_Written problem_. Output the lines that follow exactly as they are.

------ Records provided ------

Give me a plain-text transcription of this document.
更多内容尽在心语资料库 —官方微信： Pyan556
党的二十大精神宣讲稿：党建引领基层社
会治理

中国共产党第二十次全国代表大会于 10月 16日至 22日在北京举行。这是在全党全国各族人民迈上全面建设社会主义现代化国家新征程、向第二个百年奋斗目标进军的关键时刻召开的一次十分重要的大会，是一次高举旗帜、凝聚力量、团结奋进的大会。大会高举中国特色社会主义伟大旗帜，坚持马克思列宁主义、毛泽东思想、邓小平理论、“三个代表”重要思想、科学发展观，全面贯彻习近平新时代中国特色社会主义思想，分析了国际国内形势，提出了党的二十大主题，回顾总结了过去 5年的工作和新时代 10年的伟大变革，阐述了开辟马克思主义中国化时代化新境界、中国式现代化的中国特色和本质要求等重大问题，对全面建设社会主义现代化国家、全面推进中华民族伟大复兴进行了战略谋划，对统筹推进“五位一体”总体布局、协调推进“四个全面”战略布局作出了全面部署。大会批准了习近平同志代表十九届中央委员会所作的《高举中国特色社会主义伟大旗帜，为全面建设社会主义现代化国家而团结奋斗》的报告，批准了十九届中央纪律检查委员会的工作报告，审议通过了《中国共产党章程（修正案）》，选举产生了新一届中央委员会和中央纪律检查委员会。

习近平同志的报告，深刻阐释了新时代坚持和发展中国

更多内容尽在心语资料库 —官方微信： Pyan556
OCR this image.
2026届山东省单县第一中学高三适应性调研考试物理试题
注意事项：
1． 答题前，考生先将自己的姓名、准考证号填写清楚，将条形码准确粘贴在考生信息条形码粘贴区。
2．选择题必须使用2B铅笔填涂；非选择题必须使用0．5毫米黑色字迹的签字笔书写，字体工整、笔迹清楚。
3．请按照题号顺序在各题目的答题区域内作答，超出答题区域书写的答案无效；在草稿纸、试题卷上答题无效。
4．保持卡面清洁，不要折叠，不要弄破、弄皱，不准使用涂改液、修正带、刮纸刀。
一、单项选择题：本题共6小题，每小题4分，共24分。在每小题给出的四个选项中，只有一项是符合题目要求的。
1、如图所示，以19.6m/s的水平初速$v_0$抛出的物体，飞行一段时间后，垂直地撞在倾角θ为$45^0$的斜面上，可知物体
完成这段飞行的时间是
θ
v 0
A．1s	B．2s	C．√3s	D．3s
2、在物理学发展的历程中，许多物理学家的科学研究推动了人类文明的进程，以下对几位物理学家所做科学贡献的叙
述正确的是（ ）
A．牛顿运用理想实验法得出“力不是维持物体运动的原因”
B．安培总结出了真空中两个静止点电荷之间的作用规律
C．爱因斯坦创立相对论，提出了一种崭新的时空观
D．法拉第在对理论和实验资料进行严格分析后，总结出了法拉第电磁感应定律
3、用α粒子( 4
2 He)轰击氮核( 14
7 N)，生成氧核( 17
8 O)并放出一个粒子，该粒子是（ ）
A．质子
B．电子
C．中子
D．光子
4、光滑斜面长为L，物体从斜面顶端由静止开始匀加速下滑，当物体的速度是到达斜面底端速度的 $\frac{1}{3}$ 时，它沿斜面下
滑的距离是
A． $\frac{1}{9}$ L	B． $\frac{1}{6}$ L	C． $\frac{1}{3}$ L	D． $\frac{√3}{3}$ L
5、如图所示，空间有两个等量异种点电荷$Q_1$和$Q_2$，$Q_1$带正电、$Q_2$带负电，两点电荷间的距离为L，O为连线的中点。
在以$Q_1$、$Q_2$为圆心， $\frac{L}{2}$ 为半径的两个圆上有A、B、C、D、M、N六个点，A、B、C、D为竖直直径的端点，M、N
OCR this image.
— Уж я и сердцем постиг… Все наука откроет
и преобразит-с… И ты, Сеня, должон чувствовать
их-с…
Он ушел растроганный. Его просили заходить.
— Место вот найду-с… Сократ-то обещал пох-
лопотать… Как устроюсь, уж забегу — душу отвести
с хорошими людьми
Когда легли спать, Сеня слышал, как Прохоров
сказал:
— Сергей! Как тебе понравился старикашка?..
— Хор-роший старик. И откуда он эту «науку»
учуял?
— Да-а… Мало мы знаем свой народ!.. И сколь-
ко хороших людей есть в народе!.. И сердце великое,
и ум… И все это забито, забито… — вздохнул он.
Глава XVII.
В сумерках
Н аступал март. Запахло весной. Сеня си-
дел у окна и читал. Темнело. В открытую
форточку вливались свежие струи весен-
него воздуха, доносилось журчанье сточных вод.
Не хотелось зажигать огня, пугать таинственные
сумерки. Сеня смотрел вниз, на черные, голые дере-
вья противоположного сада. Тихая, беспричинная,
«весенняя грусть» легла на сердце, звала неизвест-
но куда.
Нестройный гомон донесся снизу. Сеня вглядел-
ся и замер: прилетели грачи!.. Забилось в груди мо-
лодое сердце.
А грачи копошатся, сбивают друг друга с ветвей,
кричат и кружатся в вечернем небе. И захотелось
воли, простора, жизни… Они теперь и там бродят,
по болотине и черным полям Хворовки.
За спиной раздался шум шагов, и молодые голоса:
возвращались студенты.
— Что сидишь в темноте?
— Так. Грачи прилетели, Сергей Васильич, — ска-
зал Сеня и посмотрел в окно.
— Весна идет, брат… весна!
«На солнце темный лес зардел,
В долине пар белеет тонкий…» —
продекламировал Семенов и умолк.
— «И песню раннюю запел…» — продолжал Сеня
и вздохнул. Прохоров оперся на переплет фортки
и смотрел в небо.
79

------

_Complete output_.
Give me a plain-text transcription of this document.
更多内容尽在心语资料库 —官方微信： Pyan556
党的二十大精神宣讲稿：党建引领基层社
会治理

中国共产党第二十次全国代表大会于 10月 16日至 22日在北京举行。这是在全党全国各族人民迈上全面建设社会主义现代化国家新征程、向第二个百年奋斗目标进军的关键时刻召开的一次十分重要的大会，是一次高举旗帜、凝聚力量、团结奋进的大会。大会高举中国特色社会主义伟大旗帜，坚持马克思列宁主义、毛泽东思想、邓小平理论、“三个代表”重要思想、科学发展观，全面贯彻习近平新时代中国特色社会主义思想，分析了国际国内形势，提出了党的二十大主题，回顾总结了过去 5年的工作和新时代 10年的伟大变革，阐述了开辟马克思主义中国化时代化新境界、中国式现代化的中国特色和本质要求等重大问题，对全面建设社会主义现代化国家、全面推进中华民族伟大复兴进行了战略谋划，对统筹推进“五位一体”总体布局、协调推进“四个全面”战略布局作出了全面部署。大会批准了习近平同志代表十九届中央委员会所作的《高举中国特色社会主义伟大旗帜，为全面建设社会主义现代化国家而团结奋斗》的报告，批准了十九届中央纪律检查委员会的工作报告，审议通过了《中国共产党章程（修正案）》，选举产生了新一届中央委员会和中央纪律检查委员会。

习近平同志的报告，深刻阐释了新时代坚持和发展中国

更多内容尽在心语资料库 —官方微信： Pyan556
OCR this image.
2026届山东省单县第一中学高三适应性调研考试物理试题
注意事项：
1． 答题前，考生先将自己的姓名、准考证号填写清楚，将条形码准确粘贴在考生信息条形码粘贴区。
2．选择题必须使用2B铅笔填涂；非选择题必须使用0．5毫米黑色字迹的签字笔书写，字体工整、笔迹清楚。
3．请按照题号顺序在各题目的答题区域内作答，超出答题区域书写的答案无效；在草稿纸、试题卷上答题无效。
4．保持卡面清洁，不要折叠，不要弄破、弄皱，不准使用涂改液、修正带、刮纸刀。
一、单项选择题：本题共6小题，每小题4分，共24分。在每小题给出的四个选项中，只有一项是符合题目要求的。
1、如图所示，以19.6m/s的水平初速$v_0$抛出的物体，飞行一段时间后，垂直地撞在倾角θ为$45^0$的斜面上，可知物体
完成这段飞行的时间是
θ
v 0
A．1s	B．2s	C．√3s	D．3s
2、在物理学发展的历程中，许多物理学家的科学研究推动了人类文明的进程，以下对几位物理学家所做科学贡献的叙
述正确的是（ ）
A．牛顿运用理想实验法得出“力不是维持物体运动的原因”
B．安培总结出了真空中两个静止点电荷之间的作用规律
C．爱因斯坦创立相对论，提出了一种崭新的时空观
D．法拉第在对理论和实验资料进行严格分析后，总结出了法拉第电磁感应定律
3、用α粒子( 4
2 He)轰击氮核( 14
7 N)，生成氧核( 17
8 O)并放出一个粒子，该粒子是（ ）
A．质子
B．电子
C．中子
D．光子
4、光滑斜面长为L，物体从斜面顶端由静止开始匀加速下滑，当物体的速度是到达斜面底端速度的 $\frac{1}{3}$ 时，它沿斜面下
滑的距离是
A． $\frac{1}{9}$ L	B． $\frac{1}{6}$ L	C． $\frac{1}{3}$ L	D． $\frac{√3}{3}$ L
5、如图所示，空间有两个等量异种点电荷$Q_1$和$Q_2$，$Q_1$带正电、$Q_2$带负电，两点电荷间的距离为L，O为连线的中点。
在以$Q_1$、$Q_2$为圆心， $\frac{L}{2}$ 为半径的两个圆上有A、B、C、D、M、N六个点，A、B、C、D为竖直直径的端点，M、N
OCR this image.
— Уж я и сердцем постиг… Все наука откроет
и преобразит-с… И ты, Сеня, должон чувствовать
их-с…
Он ушел растроганный. Его просили заходить.
— Место вот найду-с… Сократ-то обещал пох-
лопотать… Как устроюсь, уж забегу — душу отвести
с хорошими людьми
Когда легли спать, Сеня слышал, как Прохоров
сказал:
— Сергей! Как тебе понравился старикашка?..
— Хор-роший старик. И откуда он эту «науку»
учуял?
— Да-а… Мало мы знаем свой народ!.. И сколь-
ко хороших людей есть в народе!.. И сердце великое,
и ум… И все это забито, забито… — вздохнул он.
Глава XVII.
В сумерках
Н аступал март. Запахло весной. Сеня си-
дел у окна и читал. Темнело. В открытую
форточку вливались свежие струи весен-
него воздуха, доносилось журчанье сточных вод.
Не хотелось зажигать огня, пугать таинственные
сумерки. Сеня смотрел вниз, на черные, голые дере-
вья противоположного сада. Тихая, беспричинная,
«весенняя грусть» легла на сердце, звала неизвест-
но куда.
Нестройный гомон донесся снизу. Сеня вглядел-
ся и замер: прилетели грачи!.. Забилось в груди мо-
лодое сердце.
А грачи копошатся, сбивают друг друга с ветвей,
кричат и кружатся в вечернем небе. И захотелось
воли, простора, жизни… Они теперь и там бродят,
по болотине и черным полям Хворовки.
За спиной раздался шум шагов, и молодые голоса:
возвращались студенты.
— Что сидишь в темноте?
— Так. Грачи прилетели, Сергей Васильич, — ска-
зал Сеня и посмотрел в окно.
— Весна идет, брат… весна!
«На солнце темный лес зардел,
В долине пар белеет тонкий…» —
продекламировал Семенов и умолк.
— «И песню раннюю запел…» — продолжал Сеня
и вздохнул. Прохоров оперся на переплет фортки
и смотрел в небо.
79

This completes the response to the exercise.